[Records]
━━━
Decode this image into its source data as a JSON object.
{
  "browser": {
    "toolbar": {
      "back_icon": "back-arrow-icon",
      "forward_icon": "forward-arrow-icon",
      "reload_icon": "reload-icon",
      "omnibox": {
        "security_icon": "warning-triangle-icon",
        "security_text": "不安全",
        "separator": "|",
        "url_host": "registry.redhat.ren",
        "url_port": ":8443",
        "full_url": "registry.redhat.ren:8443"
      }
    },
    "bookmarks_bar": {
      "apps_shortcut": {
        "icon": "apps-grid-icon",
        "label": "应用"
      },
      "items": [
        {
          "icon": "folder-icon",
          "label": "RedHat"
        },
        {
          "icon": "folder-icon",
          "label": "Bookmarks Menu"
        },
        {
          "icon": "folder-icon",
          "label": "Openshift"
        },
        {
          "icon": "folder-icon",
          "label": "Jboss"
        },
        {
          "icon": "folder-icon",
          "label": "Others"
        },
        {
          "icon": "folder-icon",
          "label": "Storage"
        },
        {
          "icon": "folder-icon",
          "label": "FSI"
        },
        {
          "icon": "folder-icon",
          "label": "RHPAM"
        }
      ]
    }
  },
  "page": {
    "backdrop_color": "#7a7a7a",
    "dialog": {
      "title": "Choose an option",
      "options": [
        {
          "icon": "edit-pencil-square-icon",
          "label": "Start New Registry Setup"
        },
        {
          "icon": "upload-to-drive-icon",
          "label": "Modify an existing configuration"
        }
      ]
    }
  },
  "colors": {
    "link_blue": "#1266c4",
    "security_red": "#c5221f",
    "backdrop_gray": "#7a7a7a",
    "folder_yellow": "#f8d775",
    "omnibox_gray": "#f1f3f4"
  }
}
━━━
What is needed |
Write out the full set of records exactly as given.

Output for this exercise |
Decode this image into its source data as a JSON object.
{
  "browser": {
    "toolbar": {
      "back_icon": "back-arrow-icon",
      "forward_icon": "forward-arrow-icon",
      "reload_icon": "reload-icon",
      "omnibox": {
        "security_icon": "warning-triangle-icon",
        "security_text": "不安全",
        "separator": "|",
        "url_host": "registry.redhat.ren",
        "url_port": ":8443",
        "full_url": "registry.redhat.ren:8443"
      }
    },
    "bookmarks_bar": {
      "apps_shortcut": {
        "icon": "apps-grid-icon",
        "label": "应用"
      },
      "items": [
        {
          "icon": "folder-icon",
          "label": "RedHat"
        },
        {
          "icon": "folder-icon",
          "label": "Bookmarks Menu"
        },
        {
          "icon": "folder-icon",
          "label": "Openshift"
        },
        {
          "icon": "folder-icon",
          "label": "Jboss"
        },
        {
          "icon": "folder-icon",
          "label": "Others"
        },
        {
          "icon": "folder-icon",
          "label": "Storage"
        },
        {
          "icon": "folder-icon",
          "label": "FSI"
        },
        {
          "icon": "folder-icon",
          "label": "RHPAM"
        }
      ]
    }
  },
  "page": {
    "backdrop_color": "#7a7a7a",
    "dialog": {
      "title": "Choose an option",
      "options": [
        {
          "icon": "edit-pencil-square-icon",
          "label": "Start New Registry Setup"
        },
        {
          "icon": "upload-to-drive-icon",
          "label": "Modify an existing configuration"
        }
      ]
    }
  },
  "colors": {
    "link_blue": "#1266c4",
    "security_red": "#c5221f",
    "backdrop_gray": "#7a7a7a",
    "folder_yellow": "#f8d775",
    "omnibox_gray": "#f1f3f4"
  }
}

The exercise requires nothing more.